Work required:
Copy the article about Lee Clark below word for word, from its headline to its final sentence.

Extracted text:
######

Art appraiser, collector, gallery owner, Lee Clark lived and loved art, culture, music

Aug. 18—When Lee Clark came to Bakersfield in the 1970s, the city wasn't exactly known as a center of art and culture.

Slowly but surely, Clark began working to change that perception.

"He demystified art. He demystified music," said longtime San Francisco artist, watercolorist and Clark friend, Gary Bukovnik.

Clark could talk to anybody about art and win them over, Bukovnik said. And in doing so, he helped open the door in Bakersfield to art, culture and the benefits that spring from those virtues.

A longtime senior art appraiser and local patron of the arts who was probably best known as the owner of the former C.L. Clark Galleries on 18th and V streets in Bakersfield, Clark died Aug. 1 after a long illness. He was 87.

Claudia Gray, who worked with Clark for years and called him a "truly exceptional man," said her friend's mind was "sharp as ever up to the last minute," but his body was giving out.

######

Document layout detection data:
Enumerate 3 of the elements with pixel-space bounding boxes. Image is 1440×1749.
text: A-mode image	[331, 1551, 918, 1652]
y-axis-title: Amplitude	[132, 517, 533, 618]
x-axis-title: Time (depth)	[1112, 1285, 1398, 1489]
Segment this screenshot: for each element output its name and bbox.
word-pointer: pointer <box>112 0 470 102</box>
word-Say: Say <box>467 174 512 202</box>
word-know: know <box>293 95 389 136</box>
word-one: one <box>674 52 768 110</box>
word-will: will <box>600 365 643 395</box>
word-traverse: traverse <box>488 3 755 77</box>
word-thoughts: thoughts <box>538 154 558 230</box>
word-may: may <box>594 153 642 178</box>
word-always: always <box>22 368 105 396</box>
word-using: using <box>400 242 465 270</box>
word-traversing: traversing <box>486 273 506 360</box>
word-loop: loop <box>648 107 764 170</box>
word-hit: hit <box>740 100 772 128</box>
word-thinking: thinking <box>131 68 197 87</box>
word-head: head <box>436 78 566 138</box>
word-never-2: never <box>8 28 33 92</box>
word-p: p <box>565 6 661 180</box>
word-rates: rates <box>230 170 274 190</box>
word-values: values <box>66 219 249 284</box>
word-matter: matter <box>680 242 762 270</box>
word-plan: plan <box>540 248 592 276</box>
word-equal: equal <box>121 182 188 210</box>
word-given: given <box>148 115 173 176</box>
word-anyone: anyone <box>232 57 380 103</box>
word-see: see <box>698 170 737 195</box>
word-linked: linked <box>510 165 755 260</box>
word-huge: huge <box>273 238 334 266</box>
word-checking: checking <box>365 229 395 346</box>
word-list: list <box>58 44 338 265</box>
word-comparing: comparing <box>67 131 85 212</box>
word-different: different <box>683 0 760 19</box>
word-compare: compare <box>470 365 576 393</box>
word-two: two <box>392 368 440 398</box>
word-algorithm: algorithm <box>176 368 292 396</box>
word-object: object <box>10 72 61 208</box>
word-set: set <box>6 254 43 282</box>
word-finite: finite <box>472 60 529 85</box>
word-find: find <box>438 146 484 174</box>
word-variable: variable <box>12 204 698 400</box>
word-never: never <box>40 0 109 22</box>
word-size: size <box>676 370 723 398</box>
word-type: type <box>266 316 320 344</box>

######

Response area:
Art appraiser, collector, gallery owner, Lee Clark lived and loved art, culture, music

Aug. 18—When Lee Clark came to Bakersfield in the 1970s, the city wasn't exactly known as a center of art and culture.

Slowly but surely, Clark began working to change that perception.

"He demystified art. He demystified music," said longtime San Francisco artist, watercolorist and Clark friend, Gary Bukovnik.

Clark could talk to anybody about art and win them over, Bukovnik said. And in doing so, he helped open the door in Bakersfield to art, culture and the benefits that spring from those virtues.

A longtime senior art appraiser and local patron of the arts who was probably best known as the owner of the former C.L. Clark Galleries on 18th and V streets in Bakersfield, Clark died Aug. 1 after a long illness. He was 87.

Claudia Gray, who worked with Clark for years and called him a "truly exceptional man," said her friend's mind was "sharp as ever up to the last minute," but his body was giving out.